▶ _STATED GOAL_: Retype the records below exactly as they appear, but leave out any pictures.

▶ _TASK MATERIAL_:
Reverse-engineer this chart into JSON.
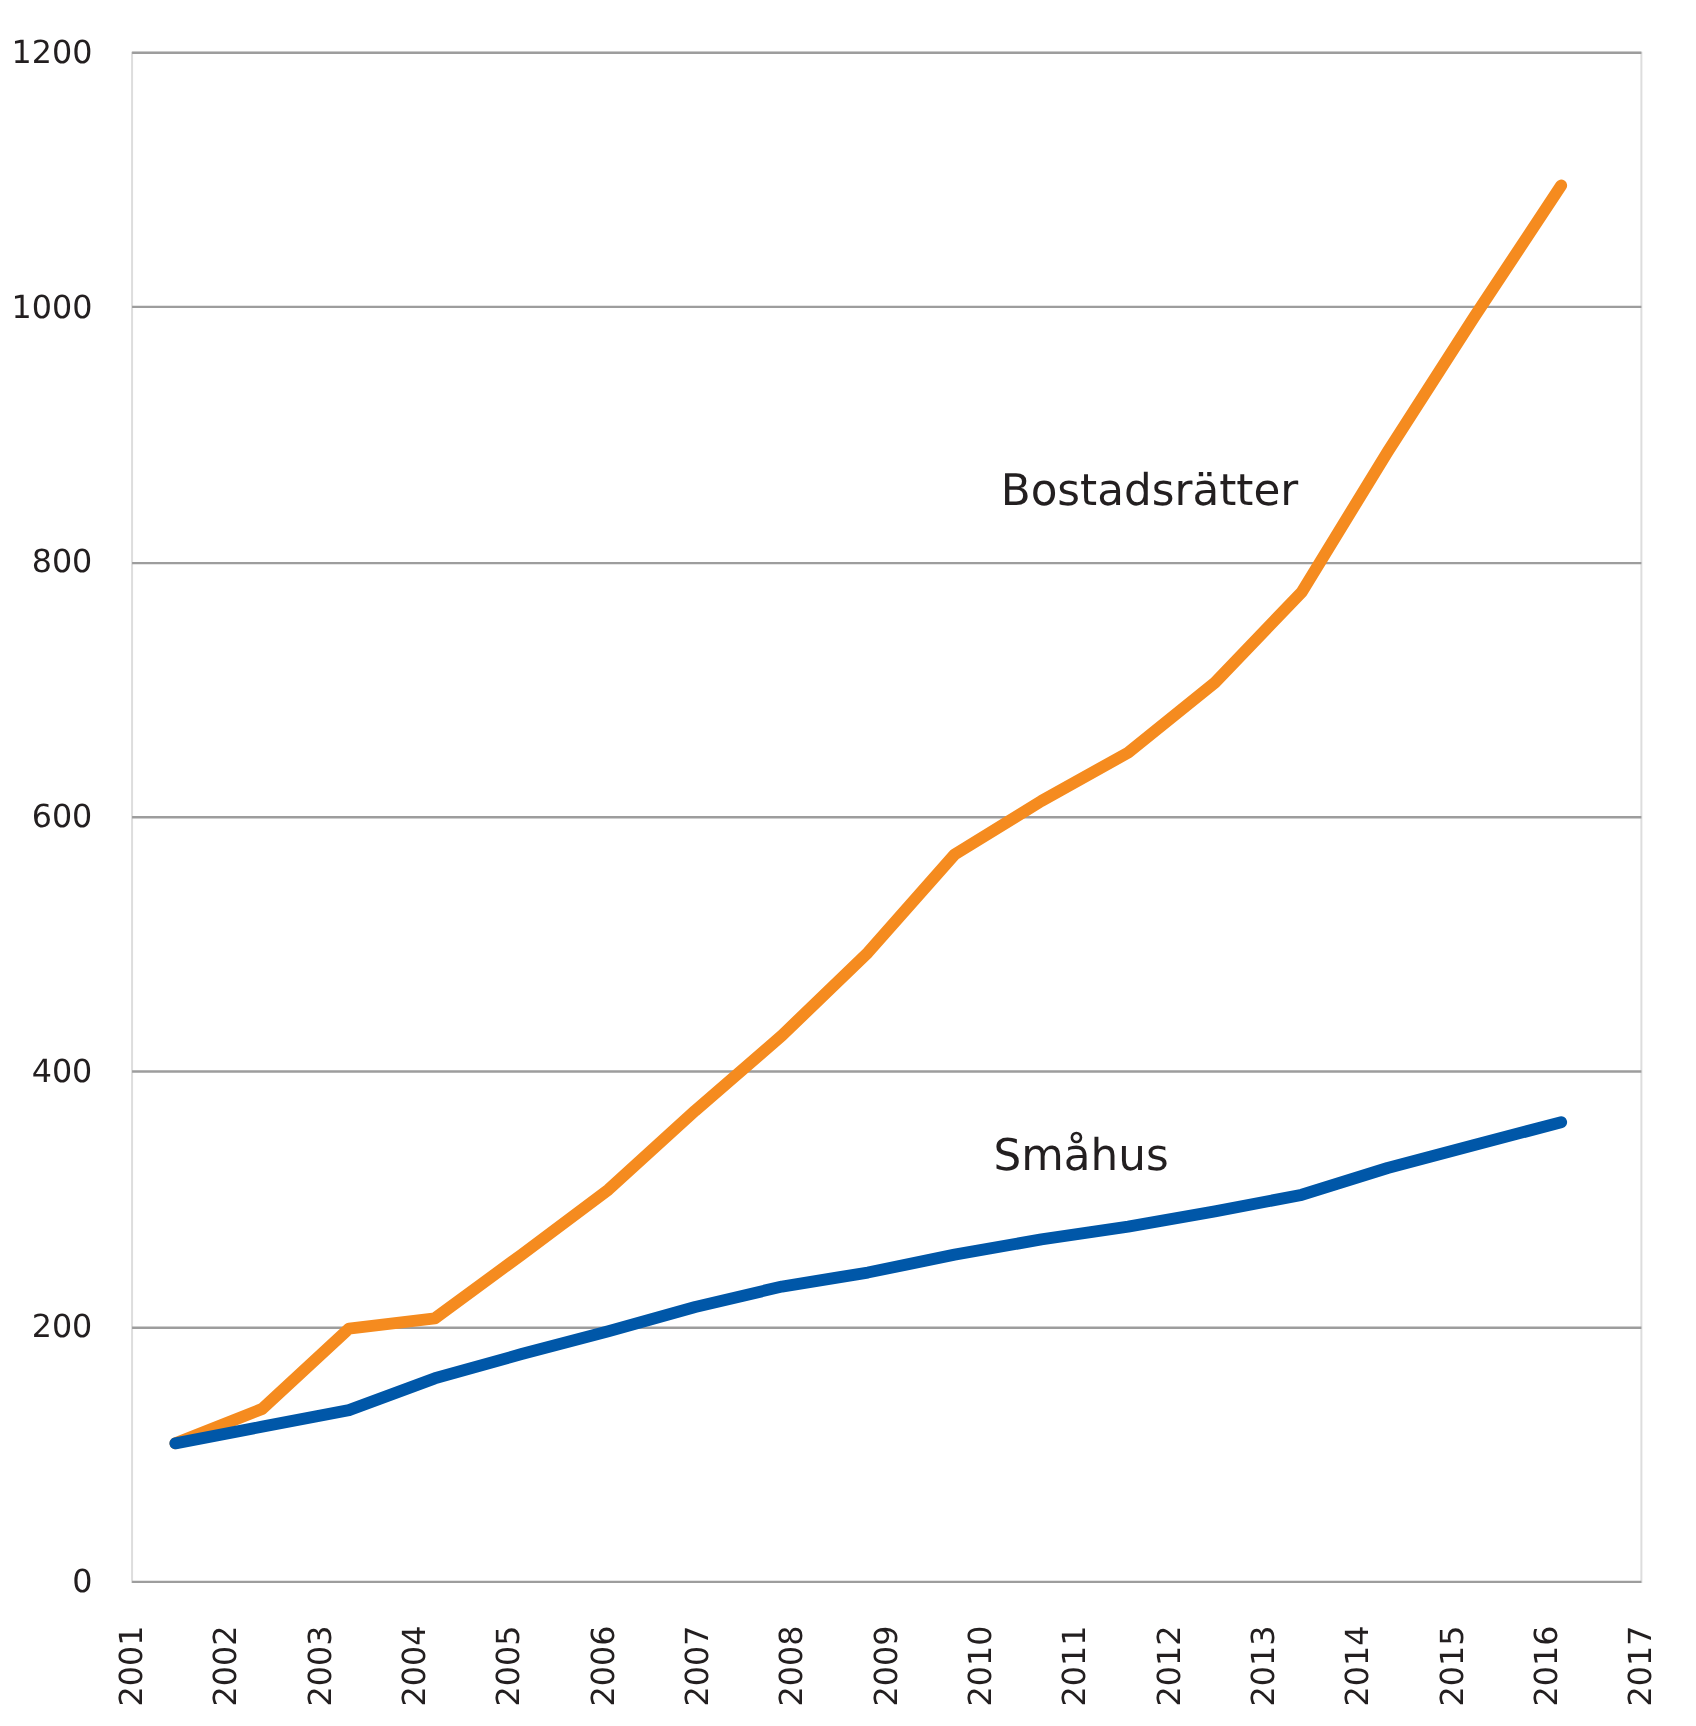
{
  "chart_data": {
    "type": "line",
    "x": [
      2001.47,
      2002.39,
      2003.31,
      2004.22,
      2005.14,
      2006.06,
      2006.98,
      2007.9,
      2008.81,
      2009.73,
      2010.65,
      2011.57,
      2012.49,
      2013.41,
      2014.32,
      2015.24,
      2016.16
    ],
    "series": [
      {
        "name": "Bostadsrätter",
        "color": "#f58b1f",
        "values": [
          108,
          135,
          198,
          206,
          256,
          307,
          369,
          428,
          493,
          570,
          612,
          650,
          705,
          776,
          886,
          992,
          1095
        ]
      },
      {
        "name": "Småhus",
        "color": "#0057a8",
        "values": [
          108,
          121,
          134,
          159,
          178,
          196,
          215,
          231,
          242,
          256,
          268,
          278,
          290,
          303,
          324,
          342,
          360
        ]
      }
    ],
    "xlim": [
      2001,
      2017
    ],
    "xticks": [
      2001,
      2002,
      2003,
      2004,
      2005,
      2006,
      2007,
      2008,
      2009,
      2010,
      2011,
      2012,
      2013,
      2014,
      2015,
      2016,
      2017
    ],
    "ylim": [
      0,
      1200
    ],
    "yticks": [
      0,
      200,
      400,
      600,
      800,
      1000,
      1200
    ],
    "grid": "y",
    "legend": false,
    "marker": "none",
    "line_style": "solid"
  }
}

▶ _WRITTEN SOLUTION_:
Reverse-engineer this chart into JSON.
{
  "chart_data": {
    "type": "line",
    "x": [
      2001.47,
      2002.39,
      2003.31,
      2004.22,
      2005.14,
      2006.06,
      2006.98,
      2007.9,
      2008.81,
      2009.73,
      2010.65,
      2011.57,
      2012.49,
      2013.41,
      2014.32,
      2015.24,
      2016.16
    ],
    "series": [
      {
        "name": "Bostadsrätter",
        "color": "#f58b1f",
        "values": [
          108,
          135,
          198,
          206,
          256,
          307,
          369,
          428,
          493,
          570,
          612,
          650,
          705,
          776,
          886,
          992,
          1095
        ]
      },
      {
        "name": "Småhus",
        "color": "#0057a8",
        "values": [
          108,
          121,
          134,
          159,
          178,
          196,
          215,
          231,
          242,
          256,
          268,
          278,
          290,
          303,
          324,
          342,
          360
        ]
      }
    ],
    "xlim": [
      2001,
      2017
    ],
    "xticks": [
      2001,
      2002,
      2003,
      2004,
      2005,
      2006,
      2007,
      2008,
      2009,
      2010,
      2011,
      2012,
      2013,
      2014,
      2015,
      2016,
      2017
    ],
    "ylim": [
      0,
      1200
    ],
    "yticks": [
      0,
      200,
      400,
      600,
      800,
      1000,
      1200
    ],
    "grid": "y",
    "legend": false,
    "marker": "none",
    "line_style": "solid"
  }
}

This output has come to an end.